WRITTEN EXERCISE ->
Return the material below in full and exactly.

Dataset items:

= = = = = = =

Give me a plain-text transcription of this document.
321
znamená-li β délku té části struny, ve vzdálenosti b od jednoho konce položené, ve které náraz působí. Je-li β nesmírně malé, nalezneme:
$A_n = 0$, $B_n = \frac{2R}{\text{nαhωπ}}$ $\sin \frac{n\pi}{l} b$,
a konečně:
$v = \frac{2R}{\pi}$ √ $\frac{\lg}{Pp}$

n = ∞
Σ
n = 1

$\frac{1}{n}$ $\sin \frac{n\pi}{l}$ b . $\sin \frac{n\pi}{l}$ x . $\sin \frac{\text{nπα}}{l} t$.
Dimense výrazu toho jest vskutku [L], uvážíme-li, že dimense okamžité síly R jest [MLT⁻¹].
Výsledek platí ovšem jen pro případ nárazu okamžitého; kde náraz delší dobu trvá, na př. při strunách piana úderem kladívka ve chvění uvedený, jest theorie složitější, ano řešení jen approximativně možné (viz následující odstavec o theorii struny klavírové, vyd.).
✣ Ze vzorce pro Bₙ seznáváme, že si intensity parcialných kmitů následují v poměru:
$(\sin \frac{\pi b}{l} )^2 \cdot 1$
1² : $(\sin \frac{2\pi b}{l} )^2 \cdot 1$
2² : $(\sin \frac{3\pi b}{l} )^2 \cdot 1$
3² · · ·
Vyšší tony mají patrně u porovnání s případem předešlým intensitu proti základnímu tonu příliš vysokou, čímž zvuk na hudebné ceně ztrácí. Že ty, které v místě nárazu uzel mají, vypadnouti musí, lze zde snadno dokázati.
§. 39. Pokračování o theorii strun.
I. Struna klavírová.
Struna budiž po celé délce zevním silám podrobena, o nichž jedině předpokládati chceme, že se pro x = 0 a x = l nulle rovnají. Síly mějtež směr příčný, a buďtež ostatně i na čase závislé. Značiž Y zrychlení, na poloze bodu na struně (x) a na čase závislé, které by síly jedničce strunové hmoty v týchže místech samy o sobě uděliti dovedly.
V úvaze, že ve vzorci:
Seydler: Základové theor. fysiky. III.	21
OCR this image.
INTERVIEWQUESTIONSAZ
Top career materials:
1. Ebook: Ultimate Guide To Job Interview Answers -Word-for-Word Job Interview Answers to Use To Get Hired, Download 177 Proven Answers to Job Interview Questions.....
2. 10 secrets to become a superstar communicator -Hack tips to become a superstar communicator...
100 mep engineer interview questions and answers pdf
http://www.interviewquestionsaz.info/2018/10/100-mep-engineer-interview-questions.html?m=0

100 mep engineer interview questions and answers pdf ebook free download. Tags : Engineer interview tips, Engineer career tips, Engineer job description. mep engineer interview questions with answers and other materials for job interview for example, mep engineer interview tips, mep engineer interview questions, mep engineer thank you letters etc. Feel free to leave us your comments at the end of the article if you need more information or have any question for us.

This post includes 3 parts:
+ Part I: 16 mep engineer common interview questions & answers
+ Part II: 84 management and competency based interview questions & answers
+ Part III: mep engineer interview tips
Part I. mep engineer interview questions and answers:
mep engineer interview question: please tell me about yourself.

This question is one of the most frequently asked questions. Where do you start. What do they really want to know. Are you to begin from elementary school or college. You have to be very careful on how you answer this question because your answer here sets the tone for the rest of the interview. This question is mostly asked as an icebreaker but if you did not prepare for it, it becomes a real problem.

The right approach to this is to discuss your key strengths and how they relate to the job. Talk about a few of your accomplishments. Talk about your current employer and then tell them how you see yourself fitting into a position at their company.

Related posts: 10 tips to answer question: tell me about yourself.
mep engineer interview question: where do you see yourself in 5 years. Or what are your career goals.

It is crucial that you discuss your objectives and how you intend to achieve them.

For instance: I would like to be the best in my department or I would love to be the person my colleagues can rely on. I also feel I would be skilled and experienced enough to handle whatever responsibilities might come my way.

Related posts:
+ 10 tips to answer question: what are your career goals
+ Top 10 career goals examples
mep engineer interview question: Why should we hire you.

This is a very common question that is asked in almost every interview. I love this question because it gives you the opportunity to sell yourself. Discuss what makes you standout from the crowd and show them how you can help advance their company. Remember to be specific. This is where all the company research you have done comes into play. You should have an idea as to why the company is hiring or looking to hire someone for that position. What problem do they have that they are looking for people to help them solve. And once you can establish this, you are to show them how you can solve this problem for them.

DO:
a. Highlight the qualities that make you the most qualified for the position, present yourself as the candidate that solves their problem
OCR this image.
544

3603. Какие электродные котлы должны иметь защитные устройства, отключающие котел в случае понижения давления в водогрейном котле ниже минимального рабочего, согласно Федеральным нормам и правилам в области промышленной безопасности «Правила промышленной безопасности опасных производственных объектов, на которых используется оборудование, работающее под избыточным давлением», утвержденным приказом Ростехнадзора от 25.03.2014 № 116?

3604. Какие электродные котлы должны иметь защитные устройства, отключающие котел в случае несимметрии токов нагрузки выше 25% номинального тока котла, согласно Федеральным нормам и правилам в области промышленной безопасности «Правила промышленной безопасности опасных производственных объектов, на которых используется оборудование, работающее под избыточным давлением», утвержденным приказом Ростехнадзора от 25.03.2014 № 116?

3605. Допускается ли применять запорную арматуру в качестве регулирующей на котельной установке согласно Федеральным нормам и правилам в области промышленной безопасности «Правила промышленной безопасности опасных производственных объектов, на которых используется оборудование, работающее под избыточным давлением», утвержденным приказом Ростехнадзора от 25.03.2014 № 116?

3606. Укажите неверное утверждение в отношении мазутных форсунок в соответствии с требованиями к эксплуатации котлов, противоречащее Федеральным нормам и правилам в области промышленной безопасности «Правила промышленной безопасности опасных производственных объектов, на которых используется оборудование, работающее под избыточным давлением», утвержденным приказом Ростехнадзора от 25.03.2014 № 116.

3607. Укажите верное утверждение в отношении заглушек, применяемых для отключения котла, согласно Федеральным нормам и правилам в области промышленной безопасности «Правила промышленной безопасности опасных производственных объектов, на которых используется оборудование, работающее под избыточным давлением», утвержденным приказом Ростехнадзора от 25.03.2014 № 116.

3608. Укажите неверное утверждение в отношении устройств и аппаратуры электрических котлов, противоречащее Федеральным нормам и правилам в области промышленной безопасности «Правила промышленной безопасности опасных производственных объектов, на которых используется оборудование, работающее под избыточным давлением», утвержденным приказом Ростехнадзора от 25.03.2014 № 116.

= = = = = = =

REPLY TO THE TASK ->
Give me a plain-text transcription of this document.
321
znamená-li β délku té části struny, ve vzdálenosti b od jednoho konce položené, ve které náraz působí. Je-li β nesmírně malé, nalezneme:
$A_n = 0$, $B_n = \frac{2R}{\text{nαhωπ}}$ $\sin \frac{n\pi}{l} b$,
a konečně:
$v = \frac{2R}{\pi}$ √ $\frac{\lg}{Pp}$

n = ∞
Σ
n = 1

$\frac{1}{n}$ $\sin \frac{n\pi}{l}$ b . $\sin \frac{n\pi}{l}$ x . $\sin \frac{\text{nπα}}{l} t$.
Dimense výrazu toho jest vskutku [L], uvážíme-li, že dimense okamžité síly R jest [MLT⁻¹].
Výsledek platí ovšem jen pro případ nárazu okamžitého; kde náraz delší dobu trvá, na př. při strunách piana úderem kladívka ve chvění uvedený, jest theorie složitější, ano řešení jen approximativně možné (viz následující odstavec o theorii struny klavírové, vyd.).
✣ Ze vzorce pro Bₙ seznáváme, že si intensity parcialných kmitů následují v poměru:
$(\sin \frac{\pi b}{l} )^2 \cdot 1$
1² : $(\sin \frac{2\pi b}{l} )^2 \cdot 1$
2² : $(\sin \frac{3\pi b}{l} )^2 \cdot 1$
3² · · ·
Vyšší tony mají patrně u porovnání s případem předešlým intensitu proti základnímu tonu příliš vysokou, čímž zvuk na hudebné ceně ztrácí. Že ty, které v místě nárazu uzel mají, vypadnouti musí, lze zde snadno dokázati.
§. 39. Pokračování o theorii strun.
I. Struna klavírová.
Struna budiž po celé délce zevním silám podrobena, o nichž jedině předpokládati chceme, že se pro x = 0 a x = l nulle rovnají. Síly mějtež směr příčný, a buďtež ostatně i na čase závislé. Značiž Y zrychlení, na poloze bodu na struně (x) a na čase závislé, které by síly jedničce strunové hmoty v týchže místech samy o sobě uděliti dovedly.
V úvaze, že ve vzorci:
Seydler: Základové theor. fysiky. III.	21
OCR this image.
INTERVIEWQUESTIONSAZ
Top career materials:
1. Ebook: Ultimate Guide To Job Interview Answers -Word-for-Word Job Interview Answers to Use To Get Hired, Download 177 Proven Answers to Job Interview Questions.....
2. 10 secrets to become a superstar communicator -Hack tips to become a superstar communicator...
100 mep engineer interview questions and answers pdf
http://www.interviewquestionsaz.info/2018/10/100-mep-engineer-interview-questions.html?m=0

100 mep engineer interview questions and answers pdf ebook free download. Tags : Engineer interview tips, Engineer career tips, Engineer job description. mep engineer interview questions with answers and other materials for job interview for example, mep engineer interview tips, mep engineer interview questions, mep engineer thank you letters etc. Feel free to leave us your comments at the end of the article if you need more information or have any question for us.

This post includes 3 parts:
+ Part I: 16 mep engineer common interview questions & answers
+ Part II: 84 management and competency based interview questions & answers
+ Part III: mep engineer interview tips
Part I. mep engineer interview questions and answers:
mep engineer interview question: please tell me about yourself.

This question is one of the most frequently asked questions. Where do you start. What do they really want to know. Are you to begin from elementary school or college. You have to be very careful on how you answer this question because your answer here sets the tone for the rest of the interview. This question is mostly asked as an icebreaker but if you did not prepare for it, it becomes a real problem.

The right approach to this is to discuss your key strengths and how they relate to the job. Talk about a few of your accomplishments. Talk about your current employer and then tell them how you see yourself fitting into a position at their company.

Related posts: 10 tips to answer question: tell me about yourself.
mep engineer interview question: where do you see yourself in 5 years. Or what are your career goals.

It is crucial that you discuss your objectives and how you intend to achieve them.

For instance: I would like to be the best in my department or I would love to be the person my colleagues can rely on. I also feel I would be skilled and experienced enough to handle whatever responsibilities might come my way.

Related posts:
+ 10 tips to answer question: what are your career goals
+ Top 10 career goals examples
mep engineer interview question: Why should we hire you.

This is a very common question that is asked in almost every interview. I love this question because it gives you the opportunity to sell yourself. Discuss what makes you standout from the crowd and show them how you can help advance their company. Remember to be specific. This is where all the company research you have done comes into play. You should have an idea as to why the company is hiring or looking to hire someone for that position. What problem do they have that they are looking for people to help them solve. And once you can establish this, you are to show them how you can solve this problem for them.

DO:
a. Highlight the qualities that make you the most qualified for the position, present yourself as the candidate that solves their problem
OCR this image.
544

3603. Какие электродные котлы должны иметь защитные устройства, отключающие котел в случае понижения давления в водогрейном котле ниже минимального рабочего, согласно Федеральным нормам и правилам в области промышленной безопасности «Правила промышленной безопасности опасных производственных объектов, на которых используется оборудование, работающее под избыточным давлением», утвержденным приказом Ростехнадзора от 25.03.2014 № 116?

3604. Какие электродные котлы должны иметь защитные устройства, отключающие котел в случае несимметрии токов нагрузки выше 25% номинального тока котла, согласно Федеральным нормам и правилам в области промышленной безопасности «Правила промышленной безопасности опасных производственных объектов, на которых используется оборудование, работающее под избыточным давлением», утвержденным приказом Ростехнадзора от 25.03.2014 № 116?

3605. Допускается ли применять запорную арматуру в качестве регулирующей на котельной установке согласно Федеральным нормам и правилам в области промышленной безопасности «Правила промышленной безопасности опасных производственных объектов, на которых используется оборудование, работающее под избыточным давлением», утвержденным приказом Ростехнадзора от 25.03.2014 № 116?

3606. Укажите неверное утверждение в отношении мазутных форсунок в соответствии с требованиями к эксплуатации котлов, противоречащее Федеральным нормам и правилам в области промышленной безопасности «Правила промышленной безопасности опасных производственных объектов, на которых используется оборудование, работающее под избыточным давлением», утвержденным приказом Ростехнадзора от 25.03.2014 № 116.

3607. Укажите верное утверждение в отношении заглушек, применяемых для отключения котла, согласно Федеральным нормам и правилам в области промышленной безопасности «Правила промышленной безопасности опасных производственных объектов, на которых используется оборудование, работающее под избыточным давлением», утвержденным приказом Ростехнадзора от 25.03.2014 № 116.

3608. Укажите неверное утверждение в отношении устройств и аппаратуры электрических котлов, противоречащее Федеральным нормам и правилам в области промышленной безопасности «Правила промышленной безопасности опасных производственных объектов, на которых используется оборудование, работающее под избыточным давлением», утвержденным приказом Ростехнадзора от 25.03.2014 № 116.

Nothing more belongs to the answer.